Aim → From the entry on carbon-rich fly ash below, reproduce word for word the stretch that begins with the words "[KSCI] Korea Science" and ends with "Ahmed (Center of Nanotechnology, King Abdulaziz University)".

Extract to read →
>>>

[KSCI] Korea Science Citation Index Service

http://dx.doi.org/10.5714/CL.2016.19.023

Carbon rich fly ash and their nanostructures

Salah, Numan (Center of Nanotechnology, King Abdulaziz University)
Habib, Sami S. (Department Aeronautical Engineering, King Abdulaziz University)
Khan, Zishan H. (Deptartmnet Applied Science & Humanities, Jamia Millia Islamia)
Alshahrie, Ahmed (Center of Nanotechnology, King Abdulaziz University)
Memic, Adnan (Center of Nanotechnology, King Abdulaziz University)
Al-ghamdi, Attieh A. (Center of Nanotechnology, King Abdulaziz University)

<<<

Provided data →
>>>

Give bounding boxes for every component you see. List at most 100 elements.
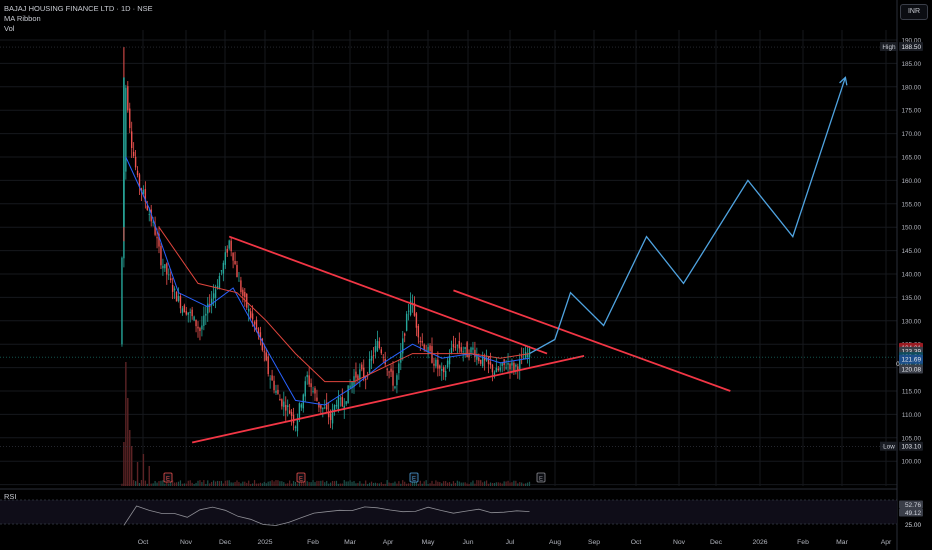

<<<

Task response →
[KSCI] Korea Science Citation Index Service

http://dx.doi.org/10.5714/CL.2016.19.023

Carbon rich fly ash and their nanostructures

Salah, Numan (Center of Nanotechnology, King Abdulaziz University)
Habib, Sami S. (Department Aeronautical Engineering, King Abdulaziz University)
Khan, Zishan H. (Deptartmnet Applied Science & Humanities, Jamia Millia Islamia)
Alshahrie, Ahmed (Center of Nanotechnology, King Abdulaziz University)